(Stored data entries)
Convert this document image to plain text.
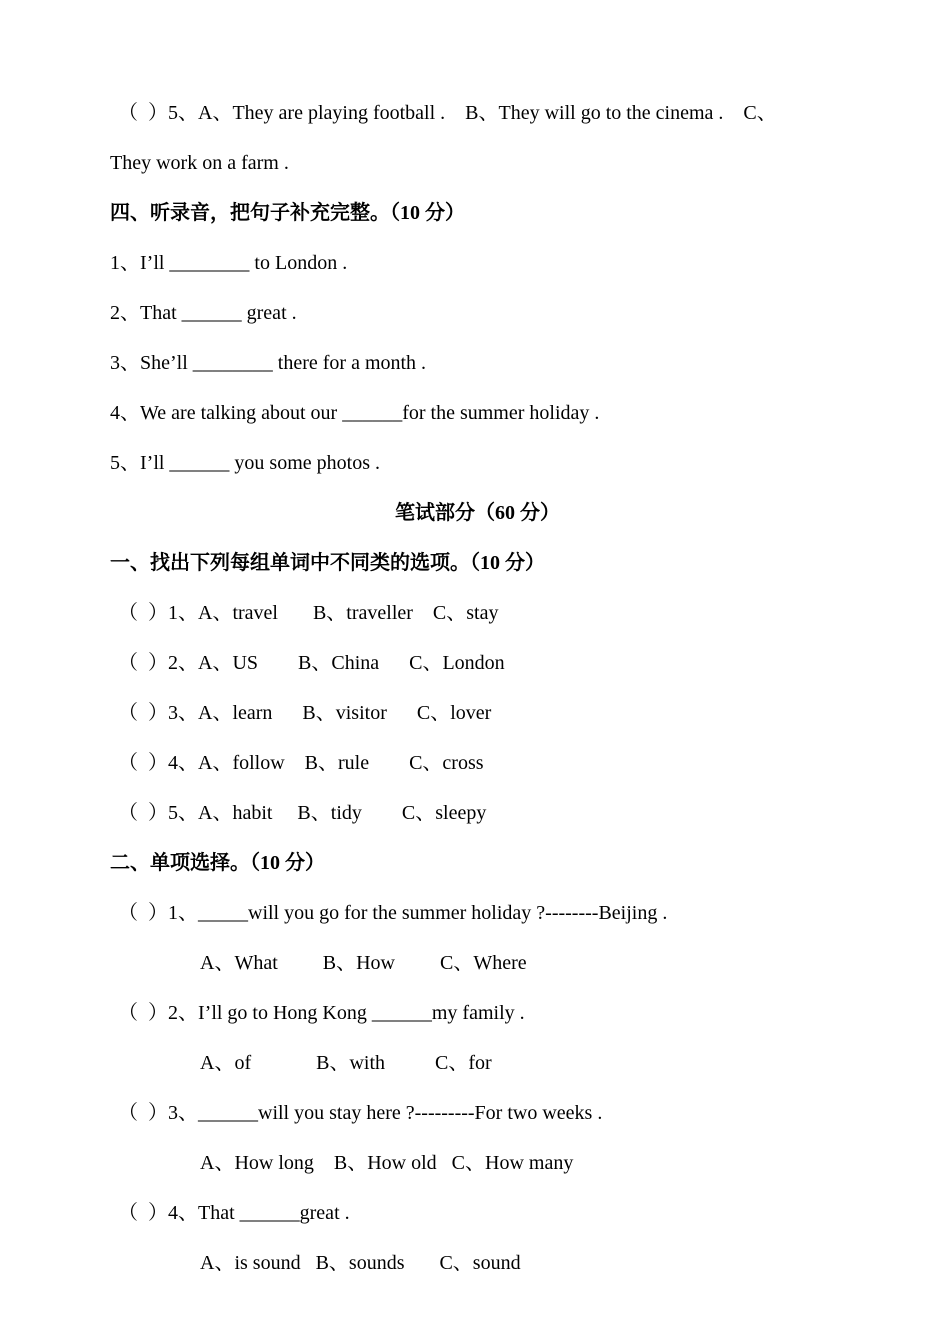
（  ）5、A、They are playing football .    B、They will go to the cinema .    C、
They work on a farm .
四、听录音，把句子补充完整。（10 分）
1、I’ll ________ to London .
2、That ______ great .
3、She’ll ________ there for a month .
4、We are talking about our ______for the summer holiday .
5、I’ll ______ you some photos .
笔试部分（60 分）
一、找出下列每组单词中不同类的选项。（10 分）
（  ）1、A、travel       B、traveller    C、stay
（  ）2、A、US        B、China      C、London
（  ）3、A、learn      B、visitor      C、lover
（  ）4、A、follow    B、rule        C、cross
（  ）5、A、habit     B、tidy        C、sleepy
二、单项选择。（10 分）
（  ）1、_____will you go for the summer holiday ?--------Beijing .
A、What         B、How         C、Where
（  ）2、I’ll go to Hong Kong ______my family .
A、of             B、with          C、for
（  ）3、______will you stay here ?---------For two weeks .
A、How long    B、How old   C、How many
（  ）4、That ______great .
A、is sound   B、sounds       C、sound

* [Written problem] Please repeat the entries exactly. Do not include the pictures.

* [Answer to the problem]
Convert this document image to plain text.
（  ）5、A、They are playing football .    B、They will go to the cinema .    C、
They work on a farm .
四、听录音，把句子补充完整。（10 分）
1、I’ll ________ to London .
2、That ______ great .
3、She’ll ________ there for a month .
4、We are talking about our ______for the summer holiday .
5、I’ll ______ you some photos .
笔试部分（60 分）
一、找出下列每组单词中不同类的选项。（10 分）
（  ）1、A、travel       B、traveller    C、stay
（  ）2、A、US        B、China      C、London
（  ）3、A、learn      B、visitor      C、lover
（  ）4、A、follow    B、rule        C、cross
（  ）5、A、habit     B、tidy        C、sleepy
二、单项选择。（10 分）
（  ）1、_____will you go for the summer holiday ?--------Beijing .
A、What         B、How         C、Where
（  ）2、I’ll go to Hong Kong ______my family .
A、of             B、with          C、for
（  ）3、______will you stay here ?---------For two weeks .
A、How long    B、How old   C、How many
（  ）4、That ______great .
A、is sound   B、sounds       C、sound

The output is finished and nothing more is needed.